START Material provided

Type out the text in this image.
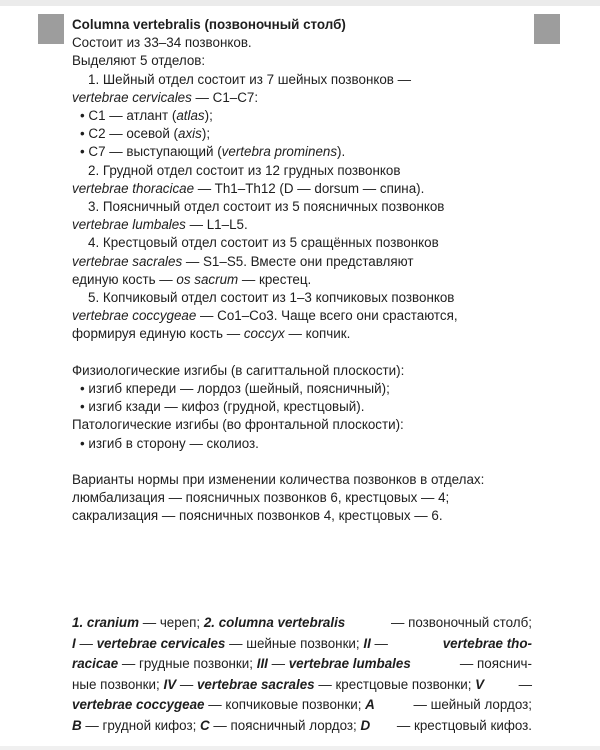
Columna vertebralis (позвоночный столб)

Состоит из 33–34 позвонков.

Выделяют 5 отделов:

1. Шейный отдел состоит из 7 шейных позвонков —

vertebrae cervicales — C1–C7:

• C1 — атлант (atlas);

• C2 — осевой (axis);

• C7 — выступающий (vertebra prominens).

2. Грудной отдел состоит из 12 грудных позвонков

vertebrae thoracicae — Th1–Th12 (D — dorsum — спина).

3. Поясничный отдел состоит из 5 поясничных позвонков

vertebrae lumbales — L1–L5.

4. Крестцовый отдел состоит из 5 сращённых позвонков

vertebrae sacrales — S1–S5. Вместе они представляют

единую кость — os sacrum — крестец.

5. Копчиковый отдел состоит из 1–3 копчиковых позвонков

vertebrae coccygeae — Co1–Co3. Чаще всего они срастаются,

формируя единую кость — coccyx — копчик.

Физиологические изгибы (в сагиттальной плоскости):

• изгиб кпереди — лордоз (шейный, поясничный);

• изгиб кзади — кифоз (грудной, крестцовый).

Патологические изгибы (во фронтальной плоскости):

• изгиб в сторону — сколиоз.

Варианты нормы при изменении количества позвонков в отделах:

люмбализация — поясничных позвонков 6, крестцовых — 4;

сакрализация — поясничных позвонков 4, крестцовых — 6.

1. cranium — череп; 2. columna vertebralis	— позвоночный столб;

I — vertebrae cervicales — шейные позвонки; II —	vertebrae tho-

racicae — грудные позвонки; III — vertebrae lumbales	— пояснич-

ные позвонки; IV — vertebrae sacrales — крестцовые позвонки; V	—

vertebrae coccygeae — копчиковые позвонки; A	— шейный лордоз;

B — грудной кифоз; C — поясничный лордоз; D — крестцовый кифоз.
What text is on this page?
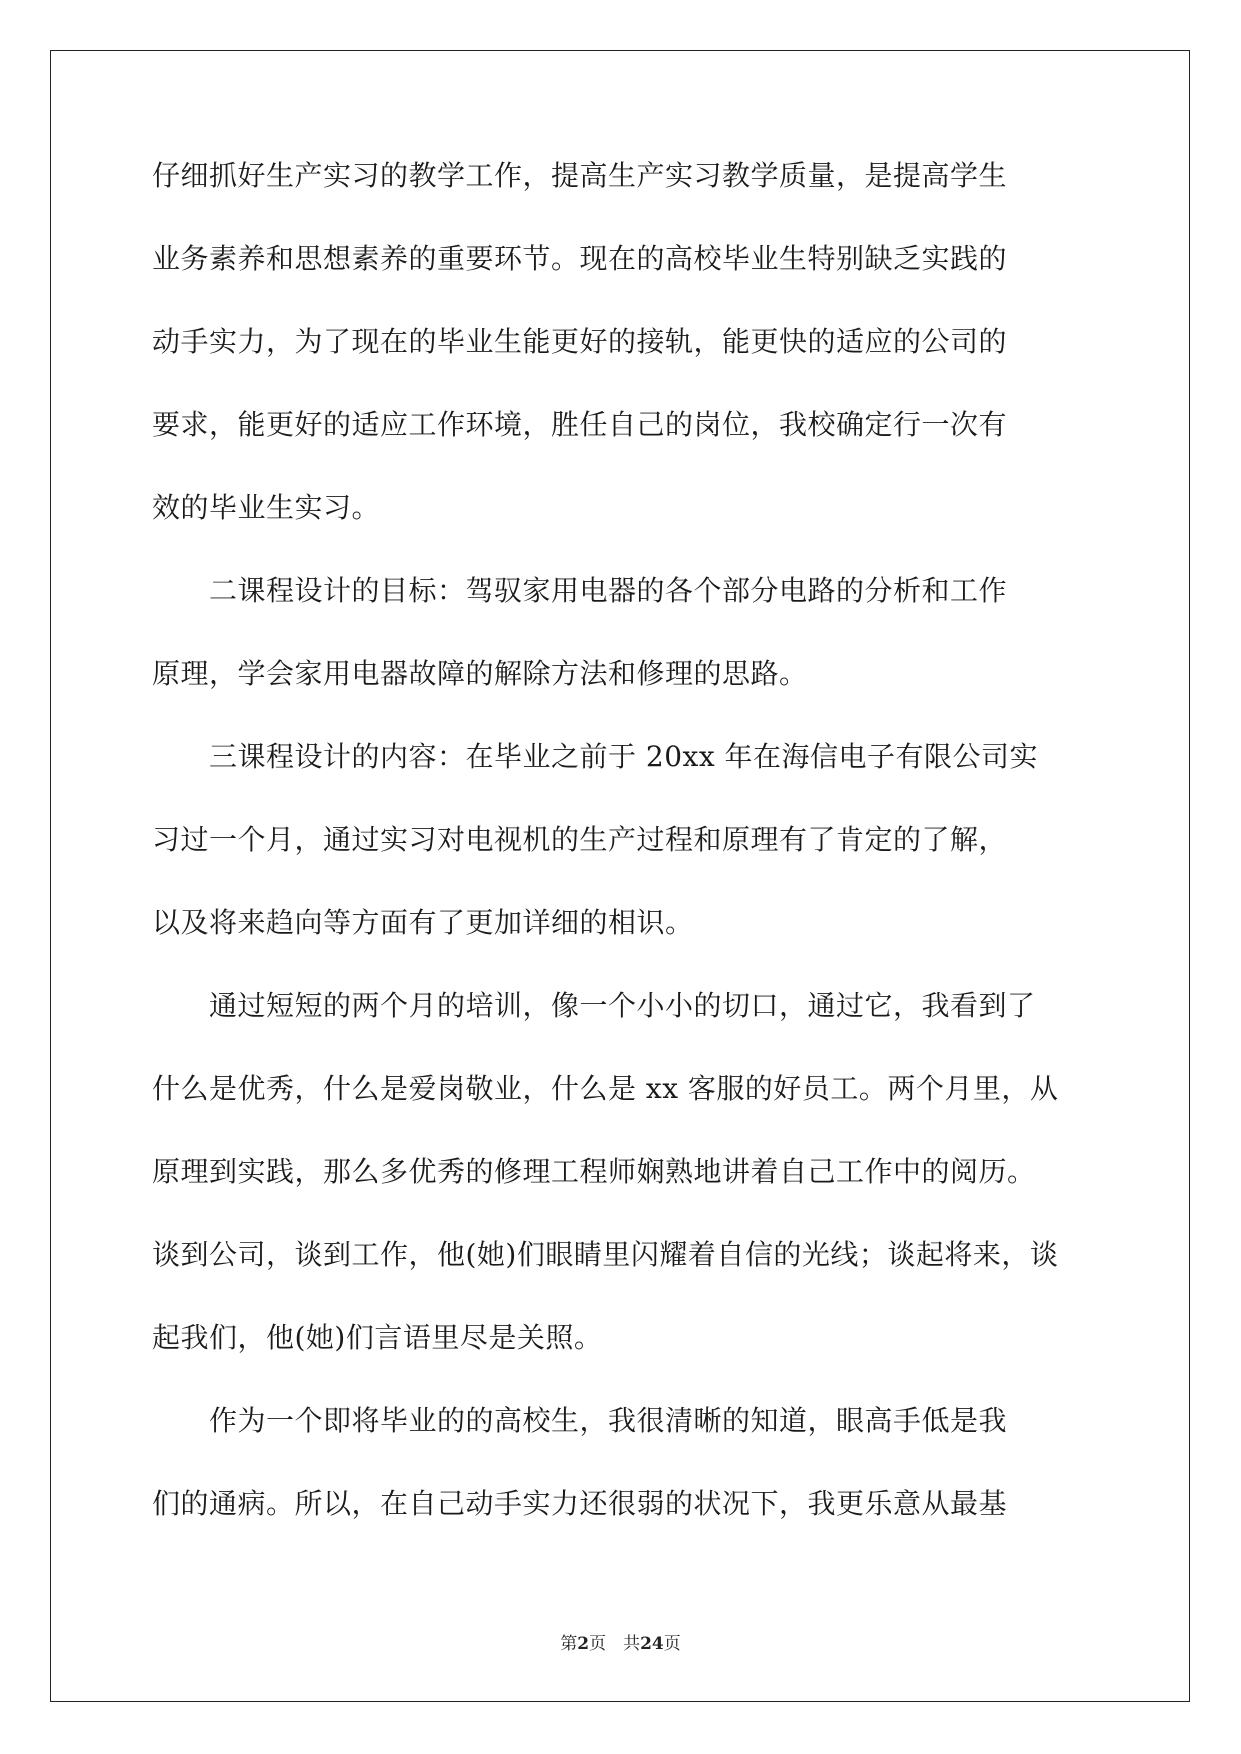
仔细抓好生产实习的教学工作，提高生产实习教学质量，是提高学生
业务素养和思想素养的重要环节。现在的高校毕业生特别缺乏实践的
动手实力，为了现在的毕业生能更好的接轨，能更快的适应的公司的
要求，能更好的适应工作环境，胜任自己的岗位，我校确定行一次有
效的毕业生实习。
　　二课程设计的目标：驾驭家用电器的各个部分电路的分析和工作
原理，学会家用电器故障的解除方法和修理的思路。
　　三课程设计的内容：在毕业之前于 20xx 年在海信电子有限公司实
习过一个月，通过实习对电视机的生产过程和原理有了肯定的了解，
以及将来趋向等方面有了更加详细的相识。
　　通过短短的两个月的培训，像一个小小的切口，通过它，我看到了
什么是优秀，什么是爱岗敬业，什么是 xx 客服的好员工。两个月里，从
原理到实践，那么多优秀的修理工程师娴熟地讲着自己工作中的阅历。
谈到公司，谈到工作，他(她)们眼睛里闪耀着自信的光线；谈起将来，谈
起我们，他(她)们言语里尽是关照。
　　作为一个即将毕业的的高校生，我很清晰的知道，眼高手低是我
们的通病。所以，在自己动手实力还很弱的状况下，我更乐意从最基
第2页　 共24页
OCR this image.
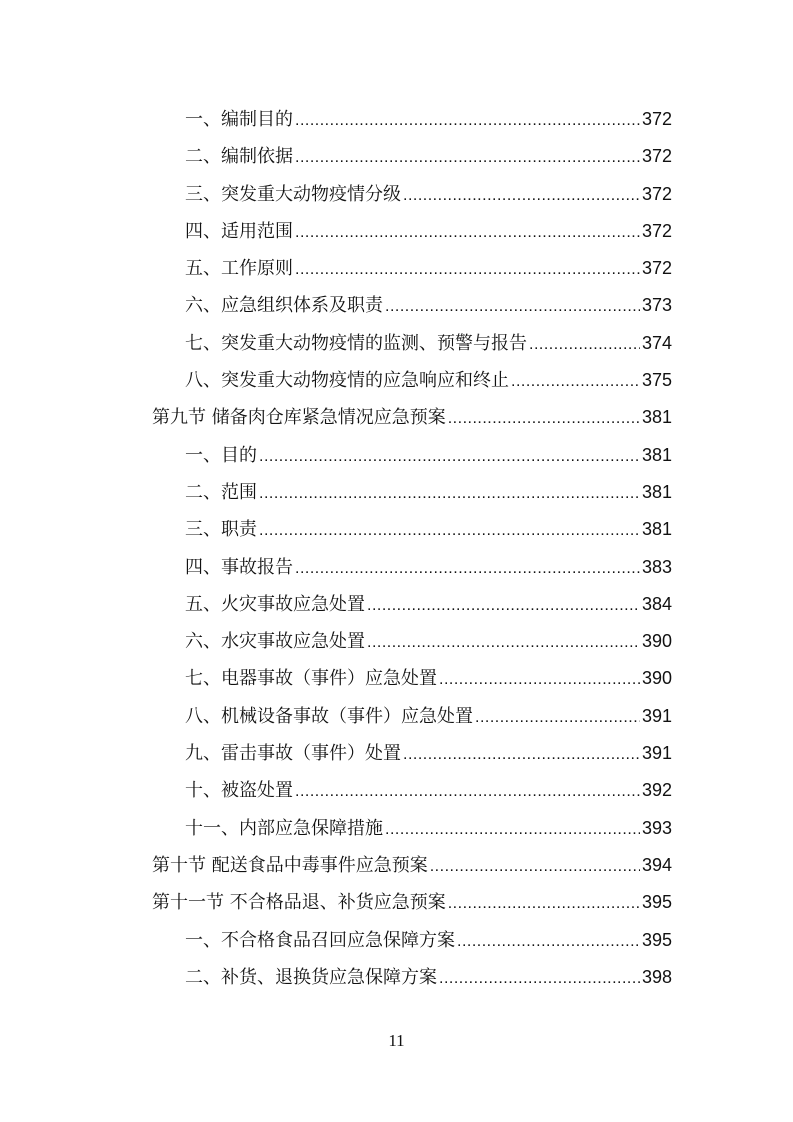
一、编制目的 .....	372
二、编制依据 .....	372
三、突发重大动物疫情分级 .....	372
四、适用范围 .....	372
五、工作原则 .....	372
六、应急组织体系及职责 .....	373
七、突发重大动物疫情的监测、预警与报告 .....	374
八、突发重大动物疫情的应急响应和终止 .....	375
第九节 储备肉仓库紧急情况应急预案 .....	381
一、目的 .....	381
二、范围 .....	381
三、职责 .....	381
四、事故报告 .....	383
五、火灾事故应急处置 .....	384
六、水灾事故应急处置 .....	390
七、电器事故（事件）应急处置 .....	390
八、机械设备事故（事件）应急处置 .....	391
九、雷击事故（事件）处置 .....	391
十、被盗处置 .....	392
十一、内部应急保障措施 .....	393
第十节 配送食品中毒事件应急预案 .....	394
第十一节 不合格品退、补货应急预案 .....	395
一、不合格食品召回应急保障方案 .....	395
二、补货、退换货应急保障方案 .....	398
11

END Material provided

Job. Every record gets retyped exactly; no picture goes into the copy.

Right answer.
Type out the text in this image.
Columna vertebralis (позвоночный столб)

Состоит из 33–34 позвонков.

Выделяют 5 отделов:

1. Шейный отдел состоит из 7 шейных позвонков —

vertebrae cervicales — C1–C7:

• C1 — атлант (atlas);

• C2 — осевой (axis);

• C7 — выступающий (vertebra prominens).

2. Грудной отдел состоит из 12 грудных позвонков

vertebrae thoracicae — Th1–Th12 (D — dorsum — спина).

3. Поясничный отдел состоит из 5 поясничных позвонков

vertebrae lumbales — L1–L5.

4. Крестцовый отдел состоит из 5 сращённых позвонков

vertebrae sacrales — S1–S5. Вместе они представляют

единую кость — os sacrum — крестец.

5. Копчиковый отдел состоит из 1–3 копчиковых позвонков

vertebrae coccygeae — Co1–Co3. Чаще всего они срастаются,

формируя единую кость — coccyx — копчик.

Физиологические изгибы (в сагиттальной плоскости):

• изгиб кпереди — лордоз (шейный, поясничный);

• изгиб кзади — кифоз (грудной, крестцовый).

Патологические изгибы (во фронтальной плоскости):

• изгиб в сторону — сколиоз.

Варианты нормы при изменении количества позвонков в отделах:

люмбализация — поясничных позвонков 6, крестцовых — 4;

сакрализация — поясничных позвонков 4, крестцовых — 6.

1. cranium — череп; 2. columna vertebralis	— позвоночный столб;

I — vertebrae cervicales — шейные позвонки; II —	vertebrae tho-

racicae — грудные позвонки; III — vertebrae lumbales	— пояснич-

ные позвонки; IV — vertebrae sacrales — крестцовые позвонки; V	—

vertebrae coccygeae — копчиковые позвонки; A	— шейный лордоз;

B — грудной кифоз; C — поясничный лордоз; D — крестцовый кифоз.
What text is on this page?
仔细抓好生产实习的教学工作，提高生产实习教学质量，是提高学生
业务素养和思想素养的重要环节。现在的高校毕业生特别缺乏实践的
动手实力，为了现在的毕业生能更好的接轨，能更快的适应的公司的
要求，能更好的适应工作环境，胜任自己的岗位，我校确定行一次有
效的毕业生实习。
　　二课程设计的目标：驾驭家用电器的各个部分电路的分析和工作
原理，学会家用电器故障的解除方法和修理的思路。
　　三课程设计的内容：在毕业之前于 20xx 年在海信电子有限公司实
习过一个月，通过实习对电视机的生产过程和原理有了肯定的了解，
以及将来趋向等方面有了更加详细的相识。
　　通过短短的两个月的培训，像一个小小的切口，通过它，我看到了
什么是优秀，什么是爱岗敬业，什么是 xx 客服的好员工。两个月里，从
原理到实践，那么多优秀的修理工程师娴熟地讲着自己工作中的阅历。
谈到公司，谈到工作，他(她)们眼睛里闪耀着自信的光线；谈起将来，谈
起我们，他(她)们言语里尽是关照。
　　作为一个即将毕业的的高校生，我很清晰的知道，眼高手低是我
们的通病。所以，在自己动手实力还很弱的状况下，我更乐意从最基
第2页　 共24页
OCR this image.
一、编制目的 .....	372
二、编制依据 .....	372
三、突发重大动物疫情分级 .....	372
四、适用范围 .....	372
五、工作原则 .....	372
六、应急组织体系及职责 .....	373
七、突发重大动物疫情的监测、预警与报告 .....	374
八、突发重大动物疫情的应急响应和终止 .....	375
第九节 储备肉仓库紧急情况应急预案 .....	381
一、目的 .....	381
二、范围 .....	381
三、职责 .....	381
四、事故报告 .....	383
五、火灾事故应急处置 .....	384
六、水灾事故应急处置 .....	390
七、电器事故（事件）应急处置 .....	390
八、机械设备事故（事件）应急处置 .....	391
九、雷击事故（事件）处置 .....	391
十、被盗处置 .....	392
十一、内部应急保障措施 .....	393
第十节 配送食品中毒事件应急预案 .....	394
第十一节 不合格品退、补货应急预案 .....	395
一、不合格食品召回应急保障方案 .....	395
二、补货、退换货应急保障方案 .....	398
11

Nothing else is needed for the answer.